:: RECORDS PROVIDED
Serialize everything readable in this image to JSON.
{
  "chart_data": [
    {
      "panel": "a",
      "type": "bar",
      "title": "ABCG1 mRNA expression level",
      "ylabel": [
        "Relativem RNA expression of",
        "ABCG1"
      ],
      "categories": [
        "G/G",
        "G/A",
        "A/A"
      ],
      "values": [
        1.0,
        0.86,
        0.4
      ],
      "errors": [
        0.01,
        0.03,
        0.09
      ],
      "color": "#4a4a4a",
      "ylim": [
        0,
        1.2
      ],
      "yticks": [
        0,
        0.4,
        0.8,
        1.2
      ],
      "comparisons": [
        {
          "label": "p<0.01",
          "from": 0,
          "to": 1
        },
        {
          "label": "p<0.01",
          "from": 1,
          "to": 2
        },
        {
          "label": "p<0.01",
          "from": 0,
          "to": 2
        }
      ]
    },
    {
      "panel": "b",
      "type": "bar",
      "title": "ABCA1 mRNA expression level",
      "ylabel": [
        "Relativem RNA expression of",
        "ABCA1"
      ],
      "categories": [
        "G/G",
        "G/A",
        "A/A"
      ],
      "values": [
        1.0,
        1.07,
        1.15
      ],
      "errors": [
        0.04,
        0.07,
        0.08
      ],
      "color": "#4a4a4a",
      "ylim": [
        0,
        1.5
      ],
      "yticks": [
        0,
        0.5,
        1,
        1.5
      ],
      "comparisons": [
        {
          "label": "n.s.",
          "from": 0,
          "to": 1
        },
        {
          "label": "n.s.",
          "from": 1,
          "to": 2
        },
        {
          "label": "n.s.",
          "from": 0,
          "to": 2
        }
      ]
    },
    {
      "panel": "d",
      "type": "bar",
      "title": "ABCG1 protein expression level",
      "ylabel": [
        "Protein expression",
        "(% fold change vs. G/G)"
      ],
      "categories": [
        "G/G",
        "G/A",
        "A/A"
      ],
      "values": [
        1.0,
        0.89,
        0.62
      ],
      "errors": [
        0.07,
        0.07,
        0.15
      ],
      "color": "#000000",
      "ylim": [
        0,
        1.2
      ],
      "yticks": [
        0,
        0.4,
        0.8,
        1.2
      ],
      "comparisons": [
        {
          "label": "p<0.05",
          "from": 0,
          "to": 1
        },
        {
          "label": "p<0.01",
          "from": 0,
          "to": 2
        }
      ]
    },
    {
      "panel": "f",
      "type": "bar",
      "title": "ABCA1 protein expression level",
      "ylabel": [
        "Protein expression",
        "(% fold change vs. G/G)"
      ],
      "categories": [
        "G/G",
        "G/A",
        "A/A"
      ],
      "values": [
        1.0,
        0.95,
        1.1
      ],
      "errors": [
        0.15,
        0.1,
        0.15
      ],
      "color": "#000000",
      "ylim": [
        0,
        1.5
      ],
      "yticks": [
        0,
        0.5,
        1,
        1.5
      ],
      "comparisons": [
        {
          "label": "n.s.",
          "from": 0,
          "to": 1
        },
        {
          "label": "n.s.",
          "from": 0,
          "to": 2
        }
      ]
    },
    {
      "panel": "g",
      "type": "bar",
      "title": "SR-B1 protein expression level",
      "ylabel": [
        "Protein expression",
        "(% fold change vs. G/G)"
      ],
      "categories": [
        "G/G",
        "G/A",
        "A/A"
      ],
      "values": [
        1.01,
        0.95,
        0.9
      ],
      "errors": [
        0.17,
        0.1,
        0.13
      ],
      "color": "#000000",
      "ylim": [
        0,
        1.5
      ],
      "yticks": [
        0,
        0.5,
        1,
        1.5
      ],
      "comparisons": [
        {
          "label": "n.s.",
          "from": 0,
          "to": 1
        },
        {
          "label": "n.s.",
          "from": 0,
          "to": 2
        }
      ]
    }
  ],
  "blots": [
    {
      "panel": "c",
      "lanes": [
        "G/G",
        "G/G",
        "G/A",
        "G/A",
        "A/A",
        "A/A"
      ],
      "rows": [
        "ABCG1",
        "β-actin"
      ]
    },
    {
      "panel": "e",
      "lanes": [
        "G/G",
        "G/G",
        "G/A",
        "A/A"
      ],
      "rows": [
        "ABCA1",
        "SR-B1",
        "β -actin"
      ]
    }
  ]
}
::::
* _PROBLEM TO WORK ON_
Set down the records again without altering a word.

* _SOLUTION TO THE EXERCISE_
Serialize everything readable in this image to JSON.
{
  "chart_data": [
    {
      "panel": "a",
      "type": "bar",
      "title": "ABCG1 mRNA expression level",
      "ylabel": [
        "Relativem RNA expression of",
        "ABCG1"
      ],
      "categories": [
        "G/G",
        "G/A",
        "A/A"
      ],
      "values": [
        1.0,
        0.86,
        0.4
      ],
      "errors": [
        0.01,
        0.03,
        0.09
      ],
      "color": "#4a4a4a",
      "ylim": [
        0,
        1.2
      ],
      "yticks": [
        0,
        0.4,
        0.8,
        1.2
      ],
      "comparisons": [
        {
          "label": "p<0.01",
          "from": 0,
          "to": 1
        },
        {
          "label": "p<0.01",
          "from": 1,
          "to": 2
        },
        {
          "label": "p<0.01",
          "from": 0,
          "to": 2
        }
      ]
    },
    {
      "panel": "b",
      "type": "bar",
      "title": "ABCA1 mRNA expression level",
      "ylabel": [
        "Relativem RNA expression of",
        "ABCA1"
      ],
      "categories": [
        "G/G",
        "G/A",
        "A/A"
      ],
      "values": [
        1.0,
        1.07,
        1.15
      ],
      "errors": [
        0.04,
        0.07,
        0.08
      ],
      "color": "#4a4a4a",
      "ylim": [
        0,
        1.5
      ],
      "yticks": [
        0,
        0.5,
        1,
        1.5
      ],
      "comparisons": [
        {
          "label": "n.s.",
          "from": 0,
          "to": 1
        },
        {
          "label": "n.s.",
          "from": 1,
          "to": 2
        },
        {
          "label": "n.s.",
          "from": 0,
          "to": 2
        }
      ]
    },
    {
      "panel": "d",
      "type": "bar",
      "title": "ABCG1 protein expression level",
      "ylabel": [
        "Protein expression",
        "(% fold change vs. G/G)"
      ],
      "categories": [
        "G/G",
        "G/A",
        "A/A"
      ],
      "values": [
        1.0,
        0.89,
        0.62
      ],
      "errors": [
        0.07,
        0.07,
        0.15
      ],
      "color": "#000000",
      "ylim": [
        0,
        1.2
      ],
      "yticks": [
        0,
        0.4,
        0.8,
        1.2
      ],
      "comparisons": [
        {
          "label": "p<0.05",
          "from": 0,
          "to": 1
        },
        {
          "label": "p<0.01",
          "from": 0,
          "to": 2
        }
      ]
    },
    {
      "panel": "f",
      "type": "bar",
      "title": "ABCA1 protein expression level",
      "ylabel": [
        "Protein expression",
        "(% fold change vs. G/G)"
      ],
      "categories": [
        "G/G",
        "G/A",
        "A/A"
      ],
      "values": [
        1.0,
        0.95,
        1.1
      ],
      "errors": [
        0.15,
        0.1,
        0.15
      ],
      "color": "#000000",
      "ylim": [
        0,
        1.5
      ],
      "yticks": [
        0,
        0.5,
        1,
        1.5
      ],
      "comparisons": [
        {
          "label": "n.s.",
          "from": 0,
          "to": 1
        },
        {
          "label": "n.s.",
          "from": 0,
          "to": 2
        }
      ]
    },
    {
      "panel": "g",
      "type": "bar",
      "title": "SR-B1 protein expression level",
      "ylabel": [
        "Protein expression",
        "(% fold change vs. G/G)"
      ],
      "categories": [
        "G/G",
        "G/A",
        "A/A"
      ],
      "values": [
        1.01,
        0.95,
        0.9
      ],
      "errors": [
        0.17,
        0.1,
        0.13
      ],
      "color": "#000000",
      "ylim": [
        0,
        1.5
      ],
      "yticks": [
        0,
        0.5,
        1,
        1.5
      ],
      "comparisons": [
        {
          "label": "n.s.",
          "from": 0,
          "to": 1
        },
        {
          "label": "n.s.",
          "from": 0,
          "to": 2
        }
      ]
    }
  ],
  "blots": [
    {
      "panel": "c",
      "lanes": [
        "G/G",
        "G/G",
        "G/A",
        "G/A",
        "A/A",
        "A/A"
      ],
      "rows": [
        "ABCG1",
        "β-actin"
      ]
    },
    {
      "panel": "e",
      "lanes": [
        "G/G",
        "G/G",
        "G/A",
        "A/A"
      ],
      "rows": [
        "ABCA1",
        "SR-B1",
        "β -actin"
      ]
    }
  ]
}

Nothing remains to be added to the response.